Text segment.
=-=-=
As IT is one of the tools being used to bridge this gap, it should be kept in mind that technology costs are also lifting overall expenditure.

IT as an enabler

A healthcare organisation’s ability to digitise internal business processes will improve its productivity and restrain costs in the long run. In the short run it will be expensive. Technologically-savvy healthcare organisations are embracing enterprise-wide IT projects that move data to a single platform to manage an increasingly complex and customised business. Such projects involve two-to-five year timeframes.

In developing the hospital system of the future, there are a couple of areas where IT and ITeS can play a vital role. For example, in the area of ITeS, as hospitals focus on speciality services, many are letting go of clinical and administrative functions that can be performed more efficiently by external vendors. While outsourcing has been adopted by hospitals in the US for decades, the footprint is smaller but growing in Europe, Australia and Canada. In the UK, many public hospital buildings are being rebuilt through public-private partnerships. A key feature of these partnerships is outsourcing of non-clinical services such as food supply and housekeeping.
=-=-=
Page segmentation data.
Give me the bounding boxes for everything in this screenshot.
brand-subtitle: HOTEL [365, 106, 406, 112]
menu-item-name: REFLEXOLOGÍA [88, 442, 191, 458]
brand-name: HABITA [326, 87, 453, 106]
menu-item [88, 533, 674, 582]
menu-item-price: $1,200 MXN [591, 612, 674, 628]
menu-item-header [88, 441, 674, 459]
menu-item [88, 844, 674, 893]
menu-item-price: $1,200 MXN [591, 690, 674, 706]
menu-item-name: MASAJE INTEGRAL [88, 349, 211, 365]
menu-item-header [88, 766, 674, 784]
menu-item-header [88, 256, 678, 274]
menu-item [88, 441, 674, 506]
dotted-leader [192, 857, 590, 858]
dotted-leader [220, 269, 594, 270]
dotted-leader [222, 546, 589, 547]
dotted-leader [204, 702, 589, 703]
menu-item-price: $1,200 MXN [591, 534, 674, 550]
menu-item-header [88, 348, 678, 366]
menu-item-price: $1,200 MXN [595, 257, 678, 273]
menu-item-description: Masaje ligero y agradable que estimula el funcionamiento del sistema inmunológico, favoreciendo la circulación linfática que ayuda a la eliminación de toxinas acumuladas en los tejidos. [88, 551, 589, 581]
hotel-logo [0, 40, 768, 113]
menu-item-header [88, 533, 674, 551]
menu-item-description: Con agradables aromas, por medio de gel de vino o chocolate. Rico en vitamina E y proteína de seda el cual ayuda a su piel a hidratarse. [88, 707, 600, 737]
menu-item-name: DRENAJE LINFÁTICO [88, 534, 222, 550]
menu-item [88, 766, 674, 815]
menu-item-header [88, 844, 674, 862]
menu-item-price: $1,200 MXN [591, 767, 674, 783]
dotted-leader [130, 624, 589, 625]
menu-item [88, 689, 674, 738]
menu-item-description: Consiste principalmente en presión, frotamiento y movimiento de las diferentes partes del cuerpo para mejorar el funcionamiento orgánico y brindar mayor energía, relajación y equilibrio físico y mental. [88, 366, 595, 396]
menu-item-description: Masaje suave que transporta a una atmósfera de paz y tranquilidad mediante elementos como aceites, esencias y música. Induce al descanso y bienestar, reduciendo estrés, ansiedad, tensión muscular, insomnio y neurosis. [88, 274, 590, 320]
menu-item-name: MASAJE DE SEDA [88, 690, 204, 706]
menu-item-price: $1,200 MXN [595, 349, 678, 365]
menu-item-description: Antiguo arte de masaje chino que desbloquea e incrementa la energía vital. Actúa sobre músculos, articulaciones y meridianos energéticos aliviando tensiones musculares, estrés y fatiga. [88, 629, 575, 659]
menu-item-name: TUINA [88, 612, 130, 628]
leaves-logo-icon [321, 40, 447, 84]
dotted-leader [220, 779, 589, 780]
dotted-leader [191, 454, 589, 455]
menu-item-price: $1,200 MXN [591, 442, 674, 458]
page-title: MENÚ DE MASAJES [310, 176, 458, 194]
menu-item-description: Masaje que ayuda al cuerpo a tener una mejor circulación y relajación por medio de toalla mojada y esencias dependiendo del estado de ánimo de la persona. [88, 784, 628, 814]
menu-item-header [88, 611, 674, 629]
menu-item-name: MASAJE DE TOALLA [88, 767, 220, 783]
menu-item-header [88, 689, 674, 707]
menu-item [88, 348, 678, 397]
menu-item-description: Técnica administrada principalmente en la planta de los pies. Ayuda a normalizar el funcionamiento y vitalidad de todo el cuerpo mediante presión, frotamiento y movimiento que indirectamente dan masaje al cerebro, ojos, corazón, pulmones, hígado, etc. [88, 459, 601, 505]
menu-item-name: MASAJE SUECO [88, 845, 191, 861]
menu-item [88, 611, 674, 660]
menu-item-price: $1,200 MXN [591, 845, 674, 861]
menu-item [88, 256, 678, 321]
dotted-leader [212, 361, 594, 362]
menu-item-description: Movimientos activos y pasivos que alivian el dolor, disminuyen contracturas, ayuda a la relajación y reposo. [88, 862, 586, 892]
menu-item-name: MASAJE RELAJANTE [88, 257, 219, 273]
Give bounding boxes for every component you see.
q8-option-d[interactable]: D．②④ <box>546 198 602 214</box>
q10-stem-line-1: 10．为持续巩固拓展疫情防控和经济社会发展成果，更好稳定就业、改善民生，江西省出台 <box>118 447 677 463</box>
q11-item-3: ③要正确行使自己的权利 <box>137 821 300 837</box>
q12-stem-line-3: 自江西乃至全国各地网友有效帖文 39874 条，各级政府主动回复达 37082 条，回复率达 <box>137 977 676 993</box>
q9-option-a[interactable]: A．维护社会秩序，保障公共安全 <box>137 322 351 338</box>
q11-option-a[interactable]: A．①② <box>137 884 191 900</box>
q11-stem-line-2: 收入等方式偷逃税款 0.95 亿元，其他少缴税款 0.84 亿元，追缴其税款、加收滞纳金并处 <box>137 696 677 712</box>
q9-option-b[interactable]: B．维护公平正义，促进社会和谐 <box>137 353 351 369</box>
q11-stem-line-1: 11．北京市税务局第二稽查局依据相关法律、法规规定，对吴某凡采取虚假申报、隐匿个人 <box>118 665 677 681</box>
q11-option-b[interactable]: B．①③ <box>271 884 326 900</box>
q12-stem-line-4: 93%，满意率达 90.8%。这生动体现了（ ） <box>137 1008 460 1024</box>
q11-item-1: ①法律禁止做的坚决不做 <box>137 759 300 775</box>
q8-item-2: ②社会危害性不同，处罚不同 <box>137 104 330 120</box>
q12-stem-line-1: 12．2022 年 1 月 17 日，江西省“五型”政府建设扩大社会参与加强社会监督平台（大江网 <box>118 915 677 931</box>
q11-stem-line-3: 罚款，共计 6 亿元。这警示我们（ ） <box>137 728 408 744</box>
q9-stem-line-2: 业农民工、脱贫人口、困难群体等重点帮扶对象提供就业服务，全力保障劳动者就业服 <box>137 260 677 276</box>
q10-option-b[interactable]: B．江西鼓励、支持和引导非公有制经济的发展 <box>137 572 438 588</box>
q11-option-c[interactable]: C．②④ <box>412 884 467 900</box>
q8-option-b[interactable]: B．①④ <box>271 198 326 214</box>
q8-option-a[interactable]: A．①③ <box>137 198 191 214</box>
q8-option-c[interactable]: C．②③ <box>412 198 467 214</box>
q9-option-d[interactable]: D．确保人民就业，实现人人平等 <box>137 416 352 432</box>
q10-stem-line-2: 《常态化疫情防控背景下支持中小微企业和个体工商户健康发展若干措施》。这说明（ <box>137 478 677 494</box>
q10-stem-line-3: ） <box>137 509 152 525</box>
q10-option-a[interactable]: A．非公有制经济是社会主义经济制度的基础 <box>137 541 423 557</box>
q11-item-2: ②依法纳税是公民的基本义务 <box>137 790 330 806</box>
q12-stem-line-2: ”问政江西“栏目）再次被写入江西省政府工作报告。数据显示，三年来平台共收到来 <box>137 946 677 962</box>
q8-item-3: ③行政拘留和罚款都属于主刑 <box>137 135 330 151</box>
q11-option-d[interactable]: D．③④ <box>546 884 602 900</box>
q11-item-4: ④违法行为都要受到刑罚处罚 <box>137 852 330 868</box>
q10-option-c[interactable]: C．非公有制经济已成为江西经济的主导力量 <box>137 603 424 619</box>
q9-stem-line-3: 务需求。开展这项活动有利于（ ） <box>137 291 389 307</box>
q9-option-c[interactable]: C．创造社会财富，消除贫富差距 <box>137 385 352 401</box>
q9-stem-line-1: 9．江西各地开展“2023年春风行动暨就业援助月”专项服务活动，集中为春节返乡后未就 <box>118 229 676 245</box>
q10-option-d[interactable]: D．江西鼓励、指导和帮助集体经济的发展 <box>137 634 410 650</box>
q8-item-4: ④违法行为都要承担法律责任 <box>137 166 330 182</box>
=-=-=
Required tasks.
A) Summarize the text on healthcare IT in two sentences.
B) Please carry the text on healthcare IT forward from its last sentence.

Answers in order.
A) Digitizing internal processes can improve a healthcare organization's productivity and restrain costs in the long run, though it is expensive in the short run, and enterprise-wide IT projects that move data to a single platform take two to five years. Hospitals focusing on speciality services are handing clinical and administrative functions to external vendors, a practice long used in the US and growing in Europe, Australia and Canada.

B)
Role of e-commerce

As pointed out in the PwC report, IT has also started playing a key role in driving down costs and improving margins. Medical supply costs can run between 15 and 25 percent of a hospital’s budget. Hospitals are reducing that percentage through electronic ordering and management of vendor contracts. While many e-business start-ups saw a bonanza in bringing online supply management to healthcare, the promises of that trend have been largely unrealised. In 1999, more than 50 e-supply chain companies were vying for the business of hospitals and physicians. For the greater part, hospitals’ materials management systems could not integrate with these e-business companies. In addition, many were fearful of contracting for important supplies with start-ups. Now, with the dotcom shakeout over and only a handful of e-supply chain companies still in existence, hospitals have more confidence in their viability.

“Cooperation between providers, distributors and manufacturers is critical because of the sheer expense and technology involved,” says Mike Mahoney, chief executive officer of Global Healthcare Exchange (GHX). For healthcare to receive the benefits of e-commerce, companies with a wide variety of interests will need to work together toward the same goals.

A key area where IT is playing a major role is in understanding that caregivers and patients will want information to be available at their fingertips, and IT systems such as data warehousing have a key role to play in this. Hospitals are slowly moving towards clinical information systems, and those that do so will find their costs lowered, their quality raised, and their cash flow improved.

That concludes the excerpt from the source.